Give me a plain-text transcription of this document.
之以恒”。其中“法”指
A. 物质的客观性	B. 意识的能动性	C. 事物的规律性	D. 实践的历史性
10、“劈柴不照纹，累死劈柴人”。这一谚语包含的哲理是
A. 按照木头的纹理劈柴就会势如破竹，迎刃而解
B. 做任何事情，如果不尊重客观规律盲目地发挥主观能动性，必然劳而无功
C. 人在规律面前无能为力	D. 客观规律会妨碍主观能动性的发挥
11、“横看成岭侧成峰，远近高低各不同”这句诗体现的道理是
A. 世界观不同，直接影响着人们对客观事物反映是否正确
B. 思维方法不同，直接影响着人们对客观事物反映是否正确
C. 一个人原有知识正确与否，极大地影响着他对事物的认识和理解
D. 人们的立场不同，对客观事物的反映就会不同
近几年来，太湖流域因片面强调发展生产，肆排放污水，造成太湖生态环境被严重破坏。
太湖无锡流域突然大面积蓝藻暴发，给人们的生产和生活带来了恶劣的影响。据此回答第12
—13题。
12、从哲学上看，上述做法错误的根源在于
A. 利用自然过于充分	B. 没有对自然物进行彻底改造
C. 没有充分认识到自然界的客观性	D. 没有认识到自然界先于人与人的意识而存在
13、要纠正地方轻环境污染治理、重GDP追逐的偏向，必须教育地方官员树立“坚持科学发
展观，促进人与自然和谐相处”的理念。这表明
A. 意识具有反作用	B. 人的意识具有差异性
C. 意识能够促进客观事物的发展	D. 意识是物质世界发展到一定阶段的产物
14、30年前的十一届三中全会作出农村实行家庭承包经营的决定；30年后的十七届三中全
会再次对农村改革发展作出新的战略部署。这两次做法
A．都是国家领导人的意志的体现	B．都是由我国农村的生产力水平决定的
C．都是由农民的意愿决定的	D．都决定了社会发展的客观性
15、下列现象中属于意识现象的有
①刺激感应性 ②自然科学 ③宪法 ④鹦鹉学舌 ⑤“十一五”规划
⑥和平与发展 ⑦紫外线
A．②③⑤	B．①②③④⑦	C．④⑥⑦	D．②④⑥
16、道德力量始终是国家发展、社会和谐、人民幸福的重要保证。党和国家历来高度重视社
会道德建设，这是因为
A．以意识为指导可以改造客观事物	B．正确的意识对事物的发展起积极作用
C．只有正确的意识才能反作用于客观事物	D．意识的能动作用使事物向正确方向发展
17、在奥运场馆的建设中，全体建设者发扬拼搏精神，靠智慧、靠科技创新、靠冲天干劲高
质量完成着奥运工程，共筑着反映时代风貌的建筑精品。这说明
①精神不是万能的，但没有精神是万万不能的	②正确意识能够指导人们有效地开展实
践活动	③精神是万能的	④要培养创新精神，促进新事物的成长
# # #
Prompt
Please reproduce the entire listing, exactly as shown.

Reply
Give me a plain-text transcription of this document.
之以恒”。其中“法”指
A. 物质的客观性	B. 意识的能动性	C. 事物的规律性	D. 实践的历史性
10、“劈柴不照纹，累死劈柴人”。这一谚语包含的哲理是
A. 按照木头的纹理劈柴就会势如破竹，迎刃而解
B. 做任何事情，如果不尊重客观规律盲目地发挥主观能动性，必然劳而无功
C. 人在规律面前无能为力	D. 客观规律会妨碍主观能动性的发挥
11、“横看成岭侧成峰，远近高低各不同”这句诗体现的道理是
A. 世界观不同，直接影响着人们对客观事物反映是否正确
B. 思维方法不同，直接影响着人们对客观事物反映是否正确
C. 一个人原有知识正确与否，极大地影响着他对事物的认识和理解
D. 人们的立场不同，对客观事物的反映就会不同
近几年来，太湖流域因片面强调发展生产，肆排放污水，造成太湖生态环境被严重破坏。
太湖无锡流域突然大面积蓝藻暴发，给人们的生产和生活带来了恶劣的影响。据此回答第12
—13题。
12、从哲学上看，上述做法错误的根源在于
A. 利用自然过于充分	B. 没有对自然物进行彻底改造
C. 没有充分认识到自然界的客观性	D. 没有认识到自然界先于人与人的意识而存在
13、要纠正地方轻环境污染治理、重GDP追逐的偏向，必须教育地方官员树立“坚持科学发
展观，促进人与自然和谐相处”的理念。这表明
A. 意识具有反作用	B. 人的意识具有差异性
C. 意识能够促进客观事物的发展	D. 意识是物质世界发展到一定阶段的产物
14、30年前的十一届三中全会作出农村实行家庭承包经营的决定；30年后的十七届三中全
会再次对农村改革发展作出新的战略部署。这两次做法
A．都是国家领导人的意志的体现	B．都是由我国农村的生产力水平决定的
C．都是由农民的意愿决定的	D．都决定了社会发展的客观性
15、下列现象中属于意识现象的有
①刺激感应性 ②自然科学 ③宪法 ④鹦鹉学舌 ⑤“十一五”规划
⑥和平与发展 ⑦紫外线
A．②③⑤	B．①②③④⑦	C．④⑥⑦	D．②④⑥
16、道德力量始终是国家发展、社会和谐、人民幸福的重要保证。党和国家历来高度重视社
会道德建设，这是因为
A．以意识为指导可以改造客观事物	B．正确的意识对事物的发展起积极作用
C．只有正确的意识才能反作用于客观事物	D．意识的能动作用使事物向正确方向发展
17、在奥运场馆的建设中，全体建设者发扬拼搏精神，靠智慧、靠科技创新、靠冲天干劲高
质量完成着奥运工程，共筑着反映时代风貌的建筑精品。这说明
①精神不是万能的，但没有精神是万万不能的	②正确意识能够指导人们有效地开展实
践活动	③精神是万能的	④要培养创新精神，促进新事物的成长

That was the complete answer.